WHAT TO DO
Print out the material that follows word for word.
:: EXTRACTED ENTRIES
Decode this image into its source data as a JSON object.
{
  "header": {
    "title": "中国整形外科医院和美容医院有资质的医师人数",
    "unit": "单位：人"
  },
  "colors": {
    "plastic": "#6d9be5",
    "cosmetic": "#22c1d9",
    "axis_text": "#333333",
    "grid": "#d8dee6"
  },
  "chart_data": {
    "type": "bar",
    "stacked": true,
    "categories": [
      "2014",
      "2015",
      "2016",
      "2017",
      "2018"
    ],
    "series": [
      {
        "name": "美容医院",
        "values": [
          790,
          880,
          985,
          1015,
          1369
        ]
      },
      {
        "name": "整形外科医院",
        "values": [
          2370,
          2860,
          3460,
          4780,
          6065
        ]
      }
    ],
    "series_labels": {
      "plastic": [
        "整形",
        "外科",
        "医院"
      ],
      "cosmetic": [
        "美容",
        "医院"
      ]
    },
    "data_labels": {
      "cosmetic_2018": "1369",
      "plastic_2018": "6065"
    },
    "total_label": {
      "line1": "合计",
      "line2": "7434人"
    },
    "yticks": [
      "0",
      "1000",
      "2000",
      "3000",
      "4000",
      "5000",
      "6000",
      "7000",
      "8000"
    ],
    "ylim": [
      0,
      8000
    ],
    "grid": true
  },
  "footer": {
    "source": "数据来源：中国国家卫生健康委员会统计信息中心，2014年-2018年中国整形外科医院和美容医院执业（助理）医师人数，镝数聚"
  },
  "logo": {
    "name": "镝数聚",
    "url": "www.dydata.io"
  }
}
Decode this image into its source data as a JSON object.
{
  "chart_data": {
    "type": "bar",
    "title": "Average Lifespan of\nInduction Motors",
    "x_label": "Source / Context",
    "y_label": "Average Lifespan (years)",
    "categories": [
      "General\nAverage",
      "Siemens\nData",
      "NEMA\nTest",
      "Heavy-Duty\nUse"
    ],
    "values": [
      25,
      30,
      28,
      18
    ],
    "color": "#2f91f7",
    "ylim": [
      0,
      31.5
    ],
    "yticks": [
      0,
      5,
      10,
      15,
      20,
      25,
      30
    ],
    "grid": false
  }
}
::::
ANSWER BELOW
Decode this image into its source data as a JSON object.
{
  "header": {
    "title": "中国整形外科医院和美容医院有资质的医师人数",
    "unit": "单位：人"
  },
  "colors": {
    "plastic": "#6d9be5",
    "cosmetic": "#22c1d9",
    "axis_text": "#333333",
    "grid": "#d8dee6"
  },
  "chart_data": {
    "type": "bar",
    "stacked": true,
    "categories": [
      "2014",
      "2015",
      "2016",
      "2017",
      "2018"
    ],
    "series": [
      {
        "name": "美容医院",
        "values": [
          790,
          880,
          985,
          1015,
          1369
        ]
      },
      {
        "name": "整形外科医院",
        "values": [
          2370,
          2860,
          3460,
          4780,
          6065
        ]
      }
    ],
    "series_labels": {
      "plastic": [
        "整形",
        "外科",
        "医院"
      ],
      "cosmetic": [
        "美容",
        "医院"
      ]
    },
    "data_labels": {
      "cosmetic_2018": "1369",
      "plastic_2018": "6065"
    },
    "total_label": {
      "line1": "合计",
      "line2": "7434人"
    },
    "yticks": [
      "0",
      "1000",
      "2000",
      "3000",
      "4000",
      "5000",
      "6000",
      "7000",
      "8000"
    ],
    "ylim": [
      0,
      8000
    ],
    "grid": true
  },
  "footer": {
    "source": "数据来源：中国国家卫生健康委员会统计信息中心，2014年-2018年中国整形外科医院和美容医院执业（助理）医师人数，镝数聚"
  },
  "logo": {
    "name": "镝数聚",
    "url": "www.dydata.io"
  }
}
Decode this image into its source data as a JSON object.
{
  "chart_data": {
    "type": "bar",
    "title": "Average Lifespan of\nInduction Motors",
    "x_label": "Source / Context",
    "y_label": "Average Lifespan (years)",
    "categories": [
      "General\nAverage",
      "Siemens\nData",
      "NEMA\nTest",
      "Heavy-Duty\nUse"
    ],
    "values": [
      25,
      30,
      28,
      18
    ],
    "color": "#2f91f7",
    "ylim": [
      0,
      31.5
    ],
    "yticks": [
      0,
      5,
      10,
      15,
      20,
      25,
      30
    ],
    "grid": false
  }
}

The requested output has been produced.